PROBLEM
Below are the records. Gather each line that holds "your".

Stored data
::::::::

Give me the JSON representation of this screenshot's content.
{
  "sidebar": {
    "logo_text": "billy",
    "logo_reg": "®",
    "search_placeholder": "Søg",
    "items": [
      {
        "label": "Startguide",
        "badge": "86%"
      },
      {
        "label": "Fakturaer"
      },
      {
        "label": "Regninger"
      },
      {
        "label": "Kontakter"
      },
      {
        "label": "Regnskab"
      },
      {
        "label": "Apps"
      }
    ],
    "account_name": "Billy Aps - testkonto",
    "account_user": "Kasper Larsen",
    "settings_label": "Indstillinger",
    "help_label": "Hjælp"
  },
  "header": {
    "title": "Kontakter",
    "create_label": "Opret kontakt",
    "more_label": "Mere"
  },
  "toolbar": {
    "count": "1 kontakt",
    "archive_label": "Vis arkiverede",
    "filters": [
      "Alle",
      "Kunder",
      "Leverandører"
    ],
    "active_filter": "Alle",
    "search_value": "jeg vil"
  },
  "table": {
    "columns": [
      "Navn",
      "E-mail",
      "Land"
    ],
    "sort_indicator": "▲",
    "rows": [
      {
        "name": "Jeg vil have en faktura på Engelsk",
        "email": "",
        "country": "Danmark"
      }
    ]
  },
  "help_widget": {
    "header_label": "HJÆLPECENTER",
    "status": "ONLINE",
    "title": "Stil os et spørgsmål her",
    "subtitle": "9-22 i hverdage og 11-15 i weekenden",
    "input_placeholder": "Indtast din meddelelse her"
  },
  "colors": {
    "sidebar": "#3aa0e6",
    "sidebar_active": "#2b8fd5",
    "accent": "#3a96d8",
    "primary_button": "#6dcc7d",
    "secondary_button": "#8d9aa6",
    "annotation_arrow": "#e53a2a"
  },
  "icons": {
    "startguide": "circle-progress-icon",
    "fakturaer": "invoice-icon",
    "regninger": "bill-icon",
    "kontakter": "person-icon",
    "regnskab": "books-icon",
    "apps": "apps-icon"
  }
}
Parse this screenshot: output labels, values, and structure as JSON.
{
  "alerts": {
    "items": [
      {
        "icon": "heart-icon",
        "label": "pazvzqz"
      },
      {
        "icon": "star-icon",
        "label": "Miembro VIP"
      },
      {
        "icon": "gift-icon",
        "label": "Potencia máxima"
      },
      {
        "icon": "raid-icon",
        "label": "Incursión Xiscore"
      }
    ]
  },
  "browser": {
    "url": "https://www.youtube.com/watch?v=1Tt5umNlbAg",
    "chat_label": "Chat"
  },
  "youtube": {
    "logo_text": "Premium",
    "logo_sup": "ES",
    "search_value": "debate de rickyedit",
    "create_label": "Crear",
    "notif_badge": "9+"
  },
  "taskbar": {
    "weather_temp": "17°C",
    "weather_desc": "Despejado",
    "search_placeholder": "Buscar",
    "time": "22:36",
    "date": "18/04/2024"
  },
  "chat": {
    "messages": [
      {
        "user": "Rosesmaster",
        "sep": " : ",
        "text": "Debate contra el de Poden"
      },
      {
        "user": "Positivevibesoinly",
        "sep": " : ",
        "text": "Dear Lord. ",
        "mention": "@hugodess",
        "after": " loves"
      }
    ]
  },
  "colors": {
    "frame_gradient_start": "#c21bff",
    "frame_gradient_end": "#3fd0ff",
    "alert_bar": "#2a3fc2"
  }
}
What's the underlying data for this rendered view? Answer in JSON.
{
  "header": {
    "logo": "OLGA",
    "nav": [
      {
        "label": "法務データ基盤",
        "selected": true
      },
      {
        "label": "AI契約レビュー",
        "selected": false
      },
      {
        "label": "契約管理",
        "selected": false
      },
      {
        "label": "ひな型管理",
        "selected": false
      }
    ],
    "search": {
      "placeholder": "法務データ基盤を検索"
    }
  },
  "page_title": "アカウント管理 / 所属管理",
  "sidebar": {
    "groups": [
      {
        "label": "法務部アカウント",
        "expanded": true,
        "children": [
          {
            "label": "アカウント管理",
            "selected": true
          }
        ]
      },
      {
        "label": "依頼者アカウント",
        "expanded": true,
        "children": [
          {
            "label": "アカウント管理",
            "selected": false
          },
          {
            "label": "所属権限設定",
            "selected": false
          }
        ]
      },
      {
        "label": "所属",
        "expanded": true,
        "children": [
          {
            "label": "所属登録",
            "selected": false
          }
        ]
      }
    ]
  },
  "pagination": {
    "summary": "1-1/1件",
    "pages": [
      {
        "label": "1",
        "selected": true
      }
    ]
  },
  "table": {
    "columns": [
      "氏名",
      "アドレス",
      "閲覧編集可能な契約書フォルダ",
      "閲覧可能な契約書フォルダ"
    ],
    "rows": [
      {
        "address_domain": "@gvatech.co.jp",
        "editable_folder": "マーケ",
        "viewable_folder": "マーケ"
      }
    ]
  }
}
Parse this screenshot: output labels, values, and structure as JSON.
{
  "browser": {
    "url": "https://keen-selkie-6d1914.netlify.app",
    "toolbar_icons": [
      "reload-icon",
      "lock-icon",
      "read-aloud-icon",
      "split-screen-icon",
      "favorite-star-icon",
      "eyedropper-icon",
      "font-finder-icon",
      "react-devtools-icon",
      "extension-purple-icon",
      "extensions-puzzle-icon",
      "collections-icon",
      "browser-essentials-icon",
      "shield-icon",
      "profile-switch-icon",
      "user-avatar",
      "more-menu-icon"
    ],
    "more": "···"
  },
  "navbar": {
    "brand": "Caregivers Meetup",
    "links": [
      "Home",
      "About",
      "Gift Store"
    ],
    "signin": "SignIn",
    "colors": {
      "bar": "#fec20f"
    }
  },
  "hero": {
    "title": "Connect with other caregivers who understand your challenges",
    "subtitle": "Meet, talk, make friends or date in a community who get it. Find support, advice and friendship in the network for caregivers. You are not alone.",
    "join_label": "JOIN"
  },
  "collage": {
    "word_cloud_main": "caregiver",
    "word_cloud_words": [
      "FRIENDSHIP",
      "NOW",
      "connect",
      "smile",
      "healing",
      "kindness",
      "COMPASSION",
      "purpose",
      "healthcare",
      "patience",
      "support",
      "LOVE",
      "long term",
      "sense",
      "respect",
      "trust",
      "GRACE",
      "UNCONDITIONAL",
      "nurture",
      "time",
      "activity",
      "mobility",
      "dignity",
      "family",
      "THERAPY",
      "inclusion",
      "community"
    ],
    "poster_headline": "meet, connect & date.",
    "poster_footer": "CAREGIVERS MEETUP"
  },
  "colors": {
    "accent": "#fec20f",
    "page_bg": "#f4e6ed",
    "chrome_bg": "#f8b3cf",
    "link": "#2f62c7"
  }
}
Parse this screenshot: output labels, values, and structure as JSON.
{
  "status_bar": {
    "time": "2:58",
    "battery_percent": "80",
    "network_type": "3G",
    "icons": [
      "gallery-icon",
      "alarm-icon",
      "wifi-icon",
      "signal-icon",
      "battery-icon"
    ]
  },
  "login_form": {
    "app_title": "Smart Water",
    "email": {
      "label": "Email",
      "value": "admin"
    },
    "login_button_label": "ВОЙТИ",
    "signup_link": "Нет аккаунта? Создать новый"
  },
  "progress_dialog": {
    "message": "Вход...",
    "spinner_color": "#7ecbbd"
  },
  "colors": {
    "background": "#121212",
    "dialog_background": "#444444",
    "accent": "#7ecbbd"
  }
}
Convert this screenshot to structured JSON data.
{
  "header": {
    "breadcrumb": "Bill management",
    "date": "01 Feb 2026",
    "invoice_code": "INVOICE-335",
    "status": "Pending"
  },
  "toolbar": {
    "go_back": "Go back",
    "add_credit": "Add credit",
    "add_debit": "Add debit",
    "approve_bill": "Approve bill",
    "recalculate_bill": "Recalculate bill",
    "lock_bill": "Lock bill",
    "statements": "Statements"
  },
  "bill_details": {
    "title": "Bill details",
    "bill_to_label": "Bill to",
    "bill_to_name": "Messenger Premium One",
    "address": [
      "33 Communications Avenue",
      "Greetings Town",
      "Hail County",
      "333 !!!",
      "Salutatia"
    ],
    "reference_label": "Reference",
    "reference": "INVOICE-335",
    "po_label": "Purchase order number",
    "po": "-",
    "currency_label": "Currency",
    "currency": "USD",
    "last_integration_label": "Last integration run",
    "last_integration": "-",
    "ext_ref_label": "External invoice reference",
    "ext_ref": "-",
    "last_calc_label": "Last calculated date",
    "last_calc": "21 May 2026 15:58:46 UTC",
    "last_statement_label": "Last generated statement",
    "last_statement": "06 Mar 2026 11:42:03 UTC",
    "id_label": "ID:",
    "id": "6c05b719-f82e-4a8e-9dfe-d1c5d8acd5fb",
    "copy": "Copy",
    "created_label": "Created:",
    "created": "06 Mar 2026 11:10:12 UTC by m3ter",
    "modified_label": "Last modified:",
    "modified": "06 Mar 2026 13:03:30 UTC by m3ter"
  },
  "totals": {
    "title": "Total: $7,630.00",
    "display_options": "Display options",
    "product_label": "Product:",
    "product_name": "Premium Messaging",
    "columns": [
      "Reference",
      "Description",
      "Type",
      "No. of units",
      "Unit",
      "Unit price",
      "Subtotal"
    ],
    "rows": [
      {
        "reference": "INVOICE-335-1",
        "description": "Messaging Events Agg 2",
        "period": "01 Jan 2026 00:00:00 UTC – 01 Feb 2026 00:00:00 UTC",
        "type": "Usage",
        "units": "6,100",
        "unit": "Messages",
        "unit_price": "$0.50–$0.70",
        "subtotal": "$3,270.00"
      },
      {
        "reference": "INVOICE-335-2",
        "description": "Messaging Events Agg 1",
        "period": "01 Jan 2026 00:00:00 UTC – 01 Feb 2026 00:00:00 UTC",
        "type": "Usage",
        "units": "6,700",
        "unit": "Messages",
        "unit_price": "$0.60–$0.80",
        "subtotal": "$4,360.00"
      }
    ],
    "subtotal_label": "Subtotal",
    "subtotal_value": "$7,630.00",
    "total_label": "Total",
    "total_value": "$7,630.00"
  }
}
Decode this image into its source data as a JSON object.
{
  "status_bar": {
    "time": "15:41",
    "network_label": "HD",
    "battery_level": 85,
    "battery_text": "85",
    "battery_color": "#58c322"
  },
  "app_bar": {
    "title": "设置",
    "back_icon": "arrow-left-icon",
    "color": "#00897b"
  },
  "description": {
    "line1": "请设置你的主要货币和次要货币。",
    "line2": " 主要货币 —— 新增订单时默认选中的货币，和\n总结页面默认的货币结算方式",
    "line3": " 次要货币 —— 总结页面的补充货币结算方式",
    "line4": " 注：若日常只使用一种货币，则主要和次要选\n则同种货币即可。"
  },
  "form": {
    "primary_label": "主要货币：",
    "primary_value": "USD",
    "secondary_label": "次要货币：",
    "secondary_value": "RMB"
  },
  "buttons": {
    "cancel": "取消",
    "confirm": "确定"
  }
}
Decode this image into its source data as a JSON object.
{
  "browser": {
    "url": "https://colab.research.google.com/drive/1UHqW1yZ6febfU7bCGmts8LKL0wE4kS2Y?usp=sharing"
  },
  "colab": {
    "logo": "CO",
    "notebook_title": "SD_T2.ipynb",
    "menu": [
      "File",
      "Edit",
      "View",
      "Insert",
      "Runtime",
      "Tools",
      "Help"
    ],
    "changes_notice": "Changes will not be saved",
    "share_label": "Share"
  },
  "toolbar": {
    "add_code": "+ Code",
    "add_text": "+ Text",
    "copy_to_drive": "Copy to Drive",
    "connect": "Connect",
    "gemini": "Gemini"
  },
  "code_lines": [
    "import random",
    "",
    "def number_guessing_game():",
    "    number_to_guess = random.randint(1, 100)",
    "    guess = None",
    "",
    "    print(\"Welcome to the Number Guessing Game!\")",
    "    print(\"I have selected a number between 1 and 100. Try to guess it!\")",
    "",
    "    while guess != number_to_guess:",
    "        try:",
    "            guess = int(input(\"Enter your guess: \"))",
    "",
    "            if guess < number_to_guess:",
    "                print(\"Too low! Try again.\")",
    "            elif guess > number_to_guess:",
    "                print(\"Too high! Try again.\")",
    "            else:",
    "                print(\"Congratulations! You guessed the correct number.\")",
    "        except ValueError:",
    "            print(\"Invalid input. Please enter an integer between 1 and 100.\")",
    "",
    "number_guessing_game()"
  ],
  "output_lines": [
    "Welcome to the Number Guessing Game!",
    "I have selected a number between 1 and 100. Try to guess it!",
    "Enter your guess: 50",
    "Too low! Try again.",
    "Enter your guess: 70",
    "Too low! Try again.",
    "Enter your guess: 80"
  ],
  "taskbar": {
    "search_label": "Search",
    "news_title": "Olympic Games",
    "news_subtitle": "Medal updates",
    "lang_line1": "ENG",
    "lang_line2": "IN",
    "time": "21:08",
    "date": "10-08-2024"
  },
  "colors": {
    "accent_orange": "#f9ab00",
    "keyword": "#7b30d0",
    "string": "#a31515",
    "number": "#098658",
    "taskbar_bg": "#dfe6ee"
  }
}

::::::::

RESPONSE TO THIS EXERCISE
    "title": "Connect with other caregivers who understand your challenges",
    "            guess = int(input(\"Enter your guess: \"))",
    "Enter your guess: 50",
    "Enter your guess: 70",
    "Enter your guess: 80"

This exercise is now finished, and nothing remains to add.